— What this task involves —
Set the following entries down again exactly, line by line.

## Start Provided data

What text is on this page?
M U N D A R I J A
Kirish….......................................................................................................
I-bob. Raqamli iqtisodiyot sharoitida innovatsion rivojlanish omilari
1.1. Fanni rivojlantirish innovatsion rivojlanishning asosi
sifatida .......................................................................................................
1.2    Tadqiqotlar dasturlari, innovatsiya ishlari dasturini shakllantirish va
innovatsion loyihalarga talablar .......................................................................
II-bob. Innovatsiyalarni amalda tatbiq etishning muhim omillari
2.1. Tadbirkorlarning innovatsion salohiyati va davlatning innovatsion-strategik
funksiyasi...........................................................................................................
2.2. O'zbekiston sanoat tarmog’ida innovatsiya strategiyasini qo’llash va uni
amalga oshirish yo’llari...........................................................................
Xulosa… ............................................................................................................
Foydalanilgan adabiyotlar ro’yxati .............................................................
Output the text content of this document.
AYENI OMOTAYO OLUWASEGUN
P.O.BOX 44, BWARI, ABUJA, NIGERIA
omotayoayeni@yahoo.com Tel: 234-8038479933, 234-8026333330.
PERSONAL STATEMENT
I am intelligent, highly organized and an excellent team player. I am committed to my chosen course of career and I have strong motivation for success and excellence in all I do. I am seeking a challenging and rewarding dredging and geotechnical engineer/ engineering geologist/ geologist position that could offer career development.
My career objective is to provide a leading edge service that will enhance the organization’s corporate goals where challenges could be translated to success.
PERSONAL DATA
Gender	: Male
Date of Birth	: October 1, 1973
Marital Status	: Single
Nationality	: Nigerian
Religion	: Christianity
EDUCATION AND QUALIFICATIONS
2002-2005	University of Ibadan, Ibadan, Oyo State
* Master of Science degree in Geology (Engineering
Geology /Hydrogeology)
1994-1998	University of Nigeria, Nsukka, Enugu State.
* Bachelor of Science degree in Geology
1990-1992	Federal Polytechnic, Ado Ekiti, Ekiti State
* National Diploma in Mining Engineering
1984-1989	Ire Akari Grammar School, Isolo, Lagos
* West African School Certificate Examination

## End Provided data

— Final answer —
What text is on this page?
M U N D A R I J A
Kirish….......................................................................................................
I-bob. Raqamli iqtisodiyot sharoitida innovatsion rivojlanish omilari
1.1. Fanni rivojlantirish innovatsion rivojlanishning asosi
sifatida .......................................................................................................
1.2    Tadqiqotlar dasturlari, innovatsiya ishlari dasturini shakllantirish va
innovatsion loyihalarga talablar .......................................................................
II-bob. Innovatsiyalarni amalda tatbiq etishning muhim omillari
2.1. Tadbirkorlarning innovatsion salohiyati va davlatning innovatsion-strategik
funksiyasi...........................................................................................................
2.2. O'zbekiston sanoat tarmog’ida innovatsiya strategiyasini qo’llash va uni
amalga oshirish yo’llari...........................................................................
Xulosa… ............................................................................................................
Foydalanilgan adabiyotlar ro’yxati .............................................................
Output the text content of this document.
AYENI OMOTAYO OLUWASEGUN
P.O.BOX 44, BWARI, ABUJA, NIGERIA
omotayoayeni@yahoo.com Tel: 234-8038479933, 234-8026333330.
PERSONAL STATEMENT
I am intelligent, highly organized and an excellent team player. I am committed to my chosen course of career and I have strong motivation for success and excellence in all I do. I am seeking a challenging and rewarding dredging and geotechnical engineer/ engineering geologist/ geologist position that could offer career development.
My career objective is to provide a leading edge service that will enhance the organization’s corporate goals where challenges could be translated to success.
PERSONAL DATA
Gender	: Male
Date of Birth	: October 1, 1973
Marital Status	: Single
Nationality	: Nigerian
Religion	: Christianity
EDUCATION AND QUALIFICATIONS
2002-2005	University of Ibadan, Ibadan, Oyo State
* Master of Science degree in Geology (Engineering
Geology /Hydrogeology)
1994-1998	University of Nigeria, Nsukka, Enugu State.
* Bachelor of Science degree in Geology
1990-1992	Federal Polytechnic, Ado Ekiti, Ekiti State
* National Diploma in Mining Engineering
1984-1989	Ire Akari Grammar School, Isolo, Lagos
* West African School Certificate Examination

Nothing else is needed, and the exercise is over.